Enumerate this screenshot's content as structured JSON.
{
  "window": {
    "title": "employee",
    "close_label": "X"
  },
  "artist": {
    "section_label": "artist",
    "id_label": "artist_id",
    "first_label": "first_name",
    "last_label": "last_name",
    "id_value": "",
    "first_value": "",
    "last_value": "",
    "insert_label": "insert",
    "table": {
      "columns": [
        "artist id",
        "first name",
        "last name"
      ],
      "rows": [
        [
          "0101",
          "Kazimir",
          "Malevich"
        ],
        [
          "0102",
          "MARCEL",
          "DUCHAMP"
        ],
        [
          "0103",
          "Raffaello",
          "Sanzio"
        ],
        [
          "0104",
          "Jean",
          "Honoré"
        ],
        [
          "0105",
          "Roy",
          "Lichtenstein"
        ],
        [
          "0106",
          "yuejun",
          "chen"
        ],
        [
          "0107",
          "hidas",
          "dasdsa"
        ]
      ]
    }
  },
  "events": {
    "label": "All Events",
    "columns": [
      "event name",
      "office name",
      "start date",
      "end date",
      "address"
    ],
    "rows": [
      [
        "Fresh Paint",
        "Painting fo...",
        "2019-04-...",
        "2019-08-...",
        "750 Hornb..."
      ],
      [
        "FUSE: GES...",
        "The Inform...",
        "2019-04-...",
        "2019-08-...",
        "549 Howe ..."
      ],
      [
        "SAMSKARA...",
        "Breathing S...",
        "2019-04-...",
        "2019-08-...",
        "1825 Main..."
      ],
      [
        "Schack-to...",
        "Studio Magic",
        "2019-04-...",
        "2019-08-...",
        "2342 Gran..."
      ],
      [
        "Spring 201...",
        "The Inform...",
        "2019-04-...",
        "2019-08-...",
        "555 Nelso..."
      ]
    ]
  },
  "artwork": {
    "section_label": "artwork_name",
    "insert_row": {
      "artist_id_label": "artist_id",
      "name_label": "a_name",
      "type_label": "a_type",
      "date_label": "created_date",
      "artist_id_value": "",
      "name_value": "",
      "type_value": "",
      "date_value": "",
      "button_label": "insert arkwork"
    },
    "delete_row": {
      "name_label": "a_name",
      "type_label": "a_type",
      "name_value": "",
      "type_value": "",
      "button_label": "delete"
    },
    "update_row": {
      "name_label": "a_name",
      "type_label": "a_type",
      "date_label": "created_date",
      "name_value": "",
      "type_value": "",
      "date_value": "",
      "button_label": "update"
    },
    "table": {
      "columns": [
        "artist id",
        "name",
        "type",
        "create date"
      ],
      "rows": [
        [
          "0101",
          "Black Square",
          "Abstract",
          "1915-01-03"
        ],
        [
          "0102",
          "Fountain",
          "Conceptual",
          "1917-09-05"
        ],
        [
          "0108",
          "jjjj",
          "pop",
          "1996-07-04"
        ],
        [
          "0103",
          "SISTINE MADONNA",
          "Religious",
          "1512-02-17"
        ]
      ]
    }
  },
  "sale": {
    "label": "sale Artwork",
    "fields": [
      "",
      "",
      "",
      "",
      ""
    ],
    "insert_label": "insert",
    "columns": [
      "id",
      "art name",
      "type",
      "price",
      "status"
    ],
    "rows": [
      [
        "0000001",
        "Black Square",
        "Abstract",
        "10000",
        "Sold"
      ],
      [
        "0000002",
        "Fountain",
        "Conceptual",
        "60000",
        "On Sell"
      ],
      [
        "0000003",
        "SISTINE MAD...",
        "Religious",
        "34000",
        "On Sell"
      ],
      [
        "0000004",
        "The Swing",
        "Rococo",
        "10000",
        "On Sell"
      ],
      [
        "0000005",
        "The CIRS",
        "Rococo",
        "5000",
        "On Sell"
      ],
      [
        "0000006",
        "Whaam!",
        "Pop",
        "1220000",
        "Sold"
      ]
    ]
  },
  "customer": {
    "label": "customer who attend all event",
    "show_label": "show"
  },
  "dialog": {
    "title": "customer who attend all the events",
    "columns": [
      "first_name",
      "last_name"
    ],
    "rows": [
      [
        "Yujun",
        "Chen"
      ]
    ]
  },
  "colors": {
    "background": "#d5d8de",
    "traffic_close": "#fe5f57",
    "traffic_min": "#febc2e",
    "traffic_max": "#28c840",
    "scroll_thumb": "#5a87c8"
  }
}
======
Directions → Your task is to retype all of the records exactly.

Exercise response →
Enumerate this screenshot's content as structured JSON.
{
  "window": {
    "title": "employee",
    "close_label": "X"
  },
  "artist": {
    "section_label": "artist",
    "id_label": "artist_id",
    "first_label": "first_name",
    "last_label": "last_name",
    "id_value": "",
    "first_value": "",
    "last_value": "",
    "insert_label": "insert",
    "table": {
      "columns": [
        "artist id",
        "first name",
        "last name"
      ],
      "rows": [
        [
          "0101",
          "Kazimir",
          "Malevich"
        ],
        [
          "0102",
          "MARCEL",
          "DUCHAMP"
        ],
        [
          "0103",
          "Raffaello",
          "Sanzio"
        ],
        [
          "0104",
          "Jean",
          "Honoré"
        ],
        [
          "0105",
          "Roy",
          "Lichtenstein"
        ],
        [
          "0106",
          "yuejun",
          "chen"
        ],
        [
          "0107",
          "hidas",
          "dasdsa"
        ]
      ]
    }
  },
  "events": {
    "label": "All Events",
    "columns": [
      "event name",
      "office name",
      "start date",
      "end date",
      "address"
    ],
    "rows": [
      [
        "Fresh Paint",
        "Painting fo...",
        "2019-04-...",
        "2019-08-...",
        "750 Hornb..."
      ],
      [
        "FUSE: GES...",
        "The Inform...",
        "2019-04-...",
        "2019-08-...",
        "549 Howe ..."
      ],
      [
        "SAMSKARA...",
        "Breathing S...",
        "2019-04-...",
        "2019-08-...",
        "1825 Main..."
      ],
      [
        "Schack-to...",
        "Studio Magic",
        "2019-04-...",
        "2019-08-...",
        "2342 Gran..."
      ],
      [
        "Spring 201...",
        "The Inform...",
        "2019-04-...",
        "2019-08-...",
        "555 Nelso..."
      ]
    ]
  },
  "artwork": {
    "section_label": "artwork_name",
    "insert_row": {
      "artist_id_label": "artist_id",
      "name_label": "a_name",
      "type_label": "a_type",
      "date_label": "created_date",
      "artist_id_value": "",
      "name_value": "",
      "type_value": "",
      "date_value": "",
      "button_label": "insert arkwork"
    },
    "delete_row": {
      "name_label": "a_name",
      "type_label": "a_type",
      "name_value": "",
      "type_value": "",
      "button_label": "delete"
    },
    "update_row": {
      "name_label": "a_name",
      "type_label": "a_type",
      "date_label": "created_date",
      "name_value": "",
      "type_value": "",
      "date_value": "",
      "button_label": "update"
    },
    "table": {
      "columns": [
        "artist id",
        "name",
        "type",
        "create date"
      ],
      "rows": [
        [
          "0101",
          "Black Square",
          "Abstract",
          "1915-01-03"
        ],
        [
          "0102",
          "Fountain",
          "Conceptual",
          "1917-09-05"
        ],
        [
          "0108",
          "jjjj",
          "pop",
          "1996-07-04"
        ],
        [
          "0103",
          "SISTINE MADONNA",
          "Religious",
          "1512-02-17"
        ]
      ]
    }
  },
  "sale": {
    "label": "sale Artwork",
    "fields": [
      "",
      "",
      "",
      "",
      ""
    ],
    "insert_label": "insert",
    "columns": [
      "id",
      "art name",
      "type",
      "price",
      "status"
    ],
    "rows": [
      [
        "0000001",
        "Black Square",
        "Abstract",
        "10000",
        "Sold"
      ],
      [
        "0000002",
        "Fountain",
        "Conceptual",
        "60000",
        "On Sell"
      ],
      [
        "0000003",
        "SISTINE MAD...",
        "Religious",
        "34000",
        "On Sell"
      ],
      [
        "0000004",
        "The Swing",
        "Rococo",
        "10000",
        "On Sell"
      ],
      [
        "0000005",
        "The CIRS",
        "Rococo",
        "5000",
        "On Sell"
      ],
      [
        "0000006",
        "Whaam!",
        "Pop",
        "1220000",
        "Sold"
      ]
    ]
  },
  "customer": {
    "label": "customer who attend all event",
    "show_label": "show"
  },
  "dialog": {
    "title": "customer who attend all the events",
    "columns": [
      "first_name",
      "last_name"
    ],
    "rows": [
      [
        "Yujun",
        "Chen"
      ]
    ]
  },
  "colors": {
    "background": "#d5d8de",
    "traffic_close": "#fe5f57",
    "traffic_min": "#febc2e",
    "traffic_max": "#28c840",
    "scroll_thumb": "#5a87c8"
  }
}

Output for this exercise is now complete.